(What needs to be done):
State the number of lines in these records holding "panels". Say nothing more.

# start of Exercise inputs

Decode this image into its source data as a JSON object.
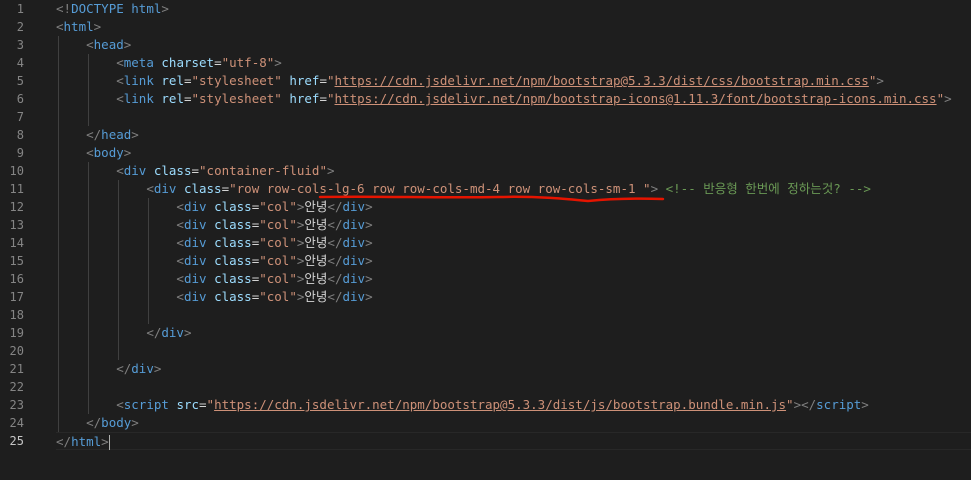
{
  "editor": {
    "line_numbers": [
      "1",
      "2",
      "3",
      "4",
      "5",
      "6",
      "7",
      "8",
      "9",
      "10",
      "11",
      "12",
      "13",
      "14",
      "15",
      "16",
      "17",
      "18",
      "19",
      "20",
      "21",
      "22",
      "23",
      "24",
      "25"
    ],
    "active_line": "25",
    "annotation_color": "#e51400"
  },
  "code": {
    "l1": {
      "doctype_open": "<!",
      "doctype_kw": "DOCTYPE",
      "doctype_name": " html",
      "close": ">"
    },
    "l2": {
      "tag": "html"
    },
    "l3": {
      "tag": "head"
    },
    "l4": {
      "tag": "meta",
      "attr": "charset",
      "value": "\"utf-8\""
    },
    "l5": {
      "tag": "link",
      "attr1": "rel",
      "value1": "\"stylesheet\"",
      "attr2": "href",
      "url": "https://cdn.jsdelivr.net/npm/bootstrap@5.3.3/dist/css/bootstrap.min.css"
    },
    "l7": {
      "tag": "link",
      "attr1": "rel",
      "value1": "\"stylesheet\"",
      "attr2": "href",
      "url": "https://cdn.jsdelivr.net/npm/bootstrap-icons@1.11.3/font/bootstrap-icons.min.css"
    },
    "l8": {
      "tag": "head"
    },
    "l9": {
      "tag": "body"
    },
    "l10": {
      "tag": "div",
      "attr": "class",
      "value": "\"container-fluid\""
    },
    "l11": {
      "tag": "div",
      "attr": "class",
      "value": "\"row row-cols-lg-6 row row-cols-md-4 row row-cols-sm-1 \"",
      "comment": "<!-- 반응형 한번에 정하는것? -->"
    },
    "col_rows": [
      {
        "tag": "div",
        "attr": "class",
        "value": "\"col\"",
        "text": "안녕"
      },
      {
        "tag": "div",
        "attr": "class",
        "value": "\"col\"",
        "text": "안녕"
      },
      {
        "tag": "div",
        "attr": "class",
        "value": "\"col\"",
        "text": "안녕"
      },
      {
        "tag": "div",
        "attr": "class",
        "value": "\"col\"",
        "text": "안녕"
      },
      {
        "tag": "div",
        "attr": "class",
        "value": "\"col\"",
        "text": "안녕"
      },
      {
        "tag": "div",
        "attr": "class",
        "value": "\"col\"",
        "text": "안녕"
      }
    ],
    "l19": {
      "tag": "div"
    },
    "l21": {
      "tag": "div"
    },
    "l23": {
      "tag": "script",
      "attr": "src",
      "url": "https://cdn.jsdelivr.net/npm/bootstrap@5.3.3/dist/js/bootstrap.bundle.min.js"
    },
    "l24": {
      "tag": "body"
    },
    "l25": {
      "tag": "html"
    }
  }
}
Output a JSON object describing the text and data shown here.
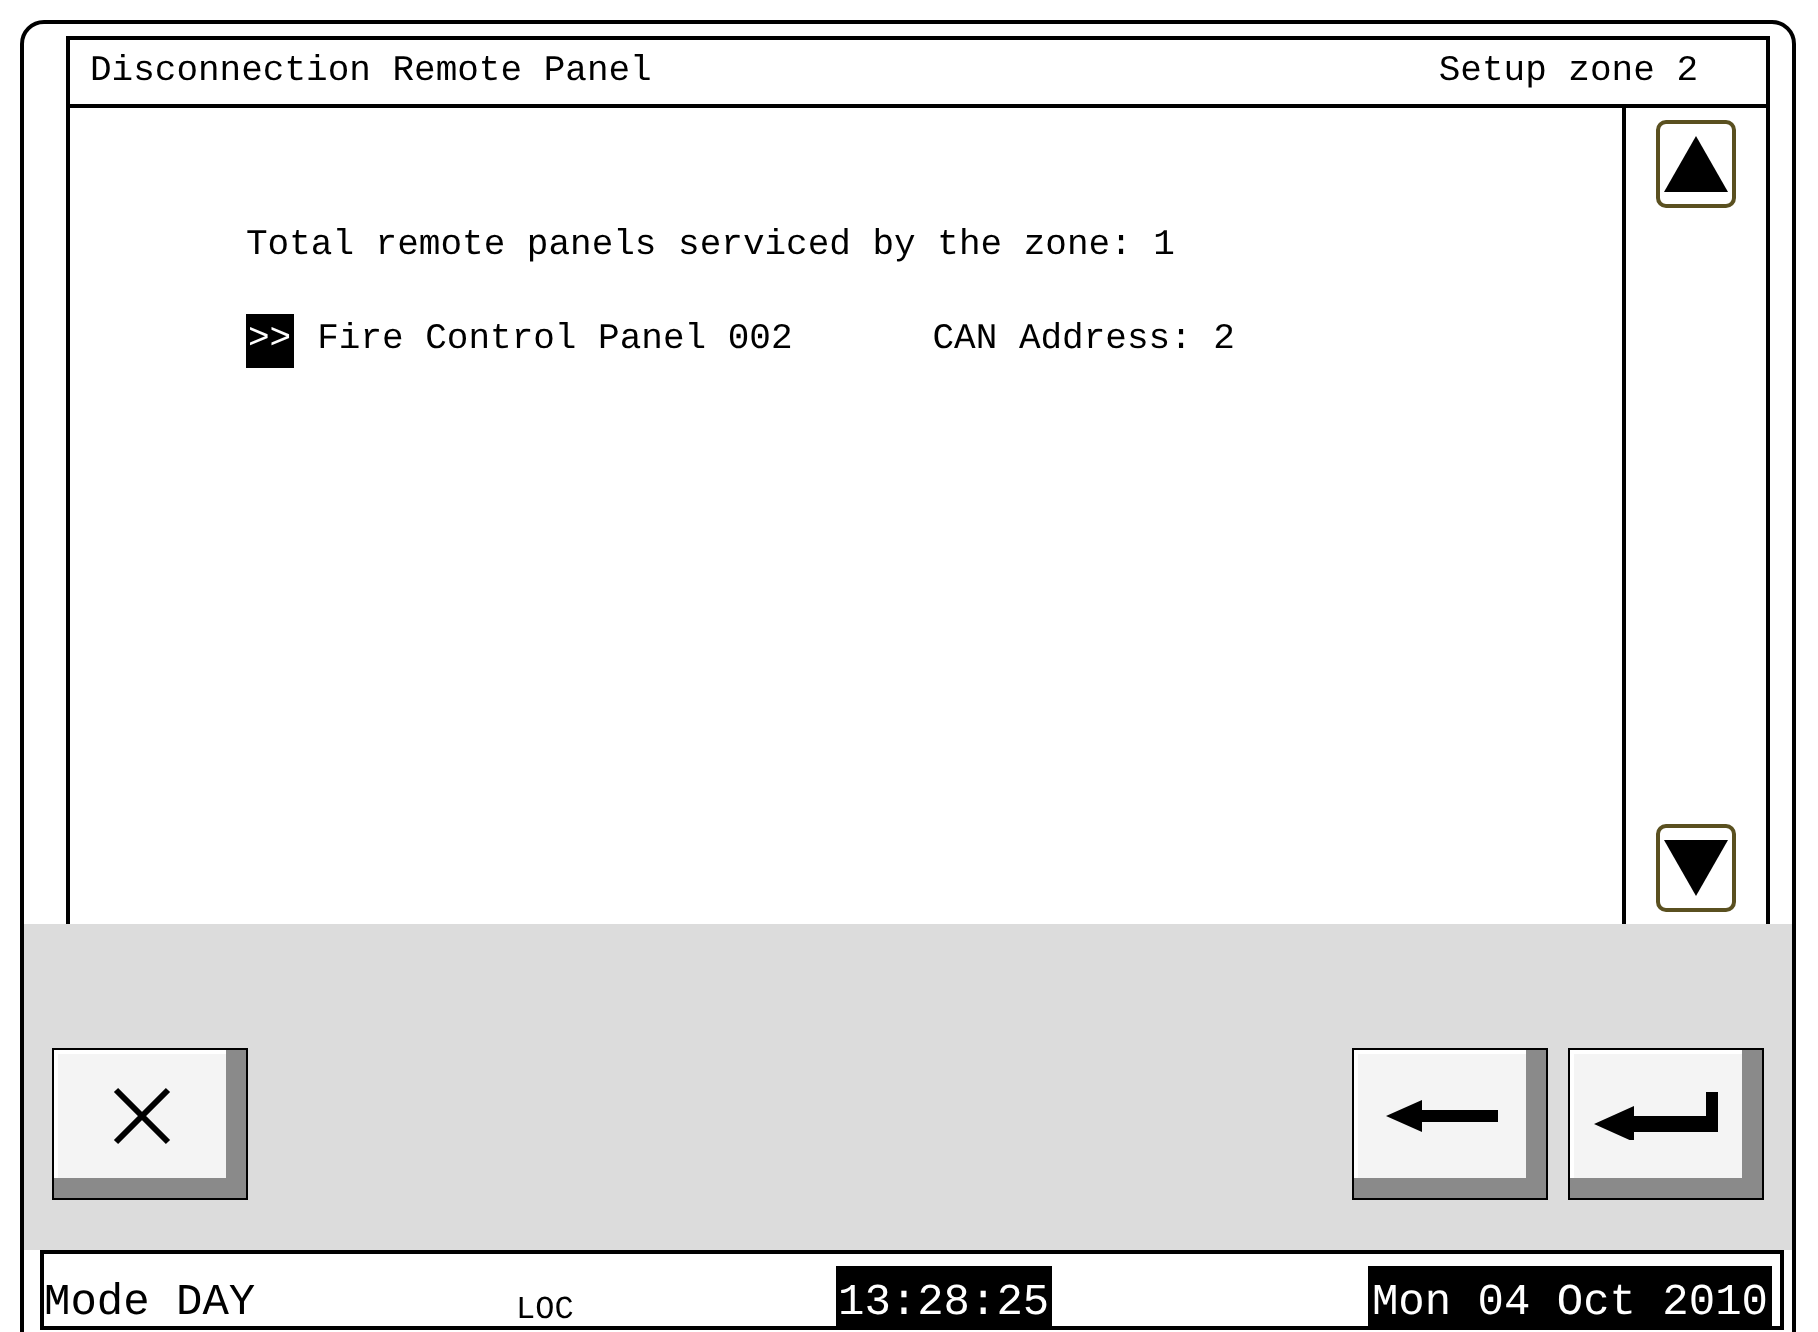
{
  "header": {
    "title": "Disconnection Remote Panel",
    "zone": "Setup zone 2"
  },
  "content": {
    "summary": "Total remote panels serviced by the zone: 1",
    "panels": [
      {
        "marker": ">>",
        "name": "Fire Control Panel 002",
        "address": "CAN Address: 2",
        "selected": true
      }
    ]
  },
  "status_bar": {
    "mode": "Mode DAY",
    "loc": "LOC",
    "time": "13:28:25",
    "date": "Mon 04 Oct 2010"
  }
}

# end of Exercise inputs
# start of Exercise inputs

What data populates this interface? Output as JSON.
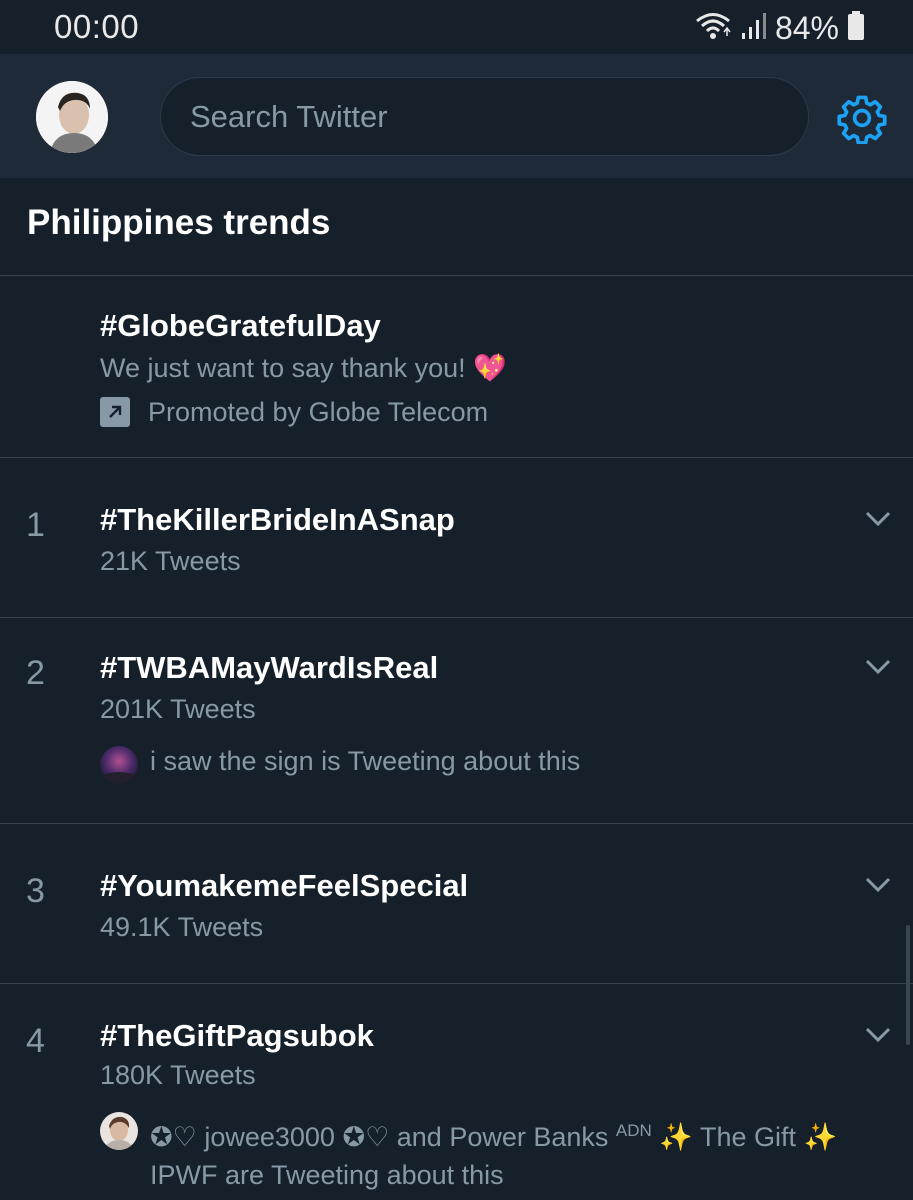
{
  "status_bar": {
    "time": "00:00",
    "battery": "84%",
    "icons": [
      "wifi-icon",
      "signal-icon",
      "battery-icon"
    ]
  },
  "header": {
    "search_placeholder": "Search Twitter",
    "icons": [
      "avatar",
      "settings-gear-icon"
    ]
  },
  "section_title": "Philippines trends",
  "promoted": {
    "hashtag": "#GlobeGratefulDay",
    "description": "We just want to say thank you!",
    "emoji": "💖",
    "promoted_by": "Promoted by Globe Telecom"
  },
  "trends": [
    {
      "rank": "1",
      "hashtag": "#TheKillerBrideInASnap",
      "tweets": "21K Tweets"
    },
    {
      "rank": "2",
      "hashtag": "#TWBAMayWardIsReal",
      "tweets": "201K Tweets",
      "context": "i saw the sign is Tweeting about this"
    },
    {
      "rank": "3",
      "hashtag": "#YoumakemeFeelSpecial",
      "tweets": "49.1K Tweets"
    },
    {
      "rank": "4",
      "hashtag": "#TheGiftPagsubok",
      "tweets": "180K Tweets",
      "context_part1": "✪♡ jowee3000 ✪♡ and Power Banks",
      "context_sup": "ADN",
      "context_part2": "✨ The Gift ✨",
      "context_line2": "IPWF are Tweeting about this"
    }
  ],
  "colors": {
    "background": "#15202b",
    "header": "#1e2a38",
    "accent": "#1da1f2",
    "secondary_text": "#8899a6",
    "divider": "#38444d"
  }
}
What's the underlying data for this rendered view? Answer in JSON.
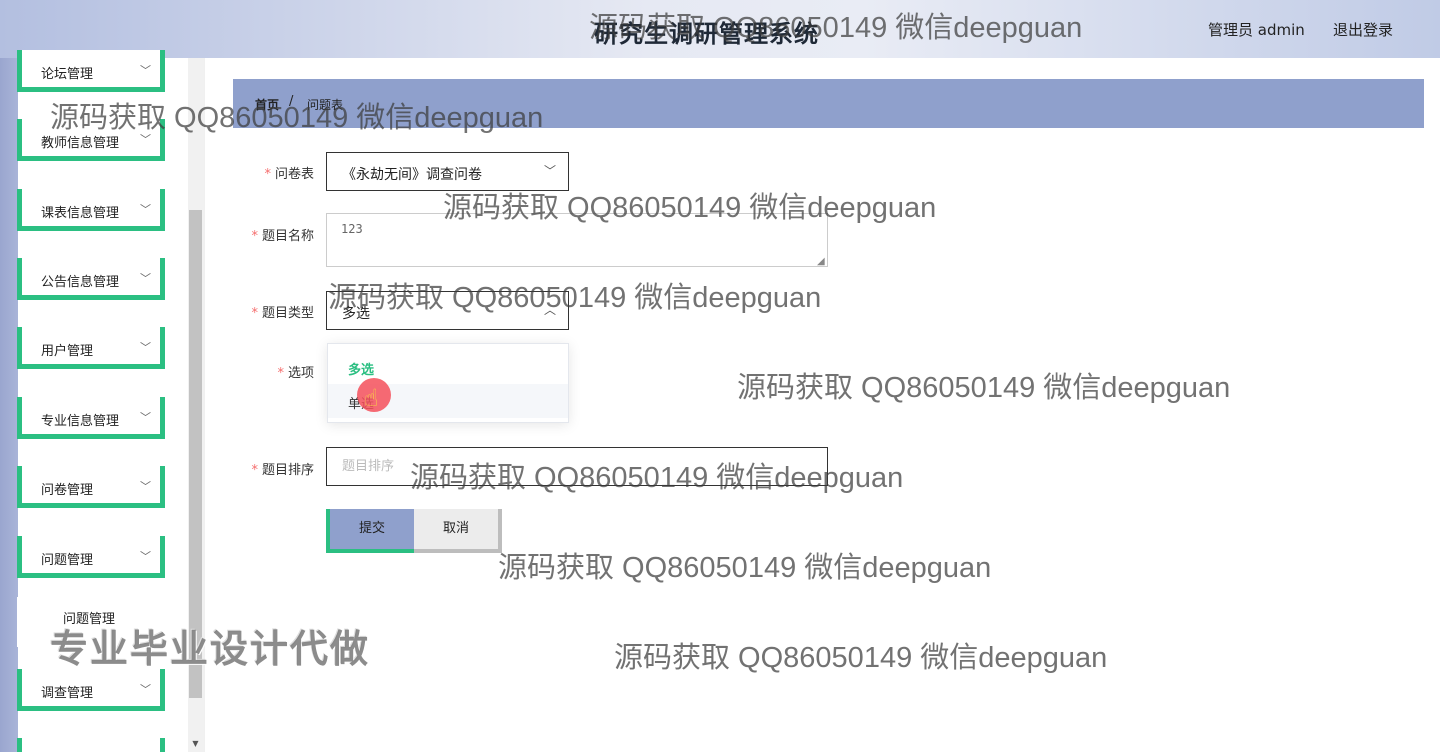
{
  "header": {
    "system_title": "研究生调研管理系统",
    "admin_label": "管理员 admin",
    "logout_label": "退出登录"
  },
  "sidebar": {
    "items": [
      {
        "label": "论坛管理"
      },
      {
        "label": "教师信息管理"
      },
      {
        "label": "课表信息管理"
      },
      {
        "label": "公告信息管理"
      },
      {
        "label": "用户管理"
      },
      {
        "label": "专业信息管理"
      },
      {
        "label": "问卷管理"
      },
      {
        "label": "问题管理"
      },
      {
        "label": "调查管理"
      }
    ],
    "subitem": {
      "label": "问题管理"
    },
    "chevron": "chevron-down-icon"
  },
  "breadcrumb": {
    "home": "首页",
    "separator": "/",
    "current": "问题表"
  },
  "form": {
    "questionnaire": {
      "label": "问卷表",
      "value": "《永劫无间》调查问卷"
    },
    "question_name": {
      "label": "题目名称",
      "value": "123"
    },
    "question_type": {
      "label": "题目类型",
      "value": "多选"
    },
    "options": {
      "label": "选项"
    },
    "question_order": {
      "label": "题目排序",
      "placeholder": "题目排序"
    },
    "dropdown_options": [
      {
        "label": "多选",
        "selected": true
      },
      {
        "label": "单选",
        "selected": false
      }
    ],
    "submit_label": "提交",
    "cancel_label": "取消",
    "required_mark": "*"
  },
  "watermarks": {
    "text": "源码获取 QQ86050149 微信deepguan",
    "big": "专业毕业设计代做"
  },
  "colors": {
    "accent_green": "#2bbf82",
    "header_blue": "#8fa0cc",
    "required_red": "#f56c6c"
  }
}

# end of Exercise inputs

(The result):
2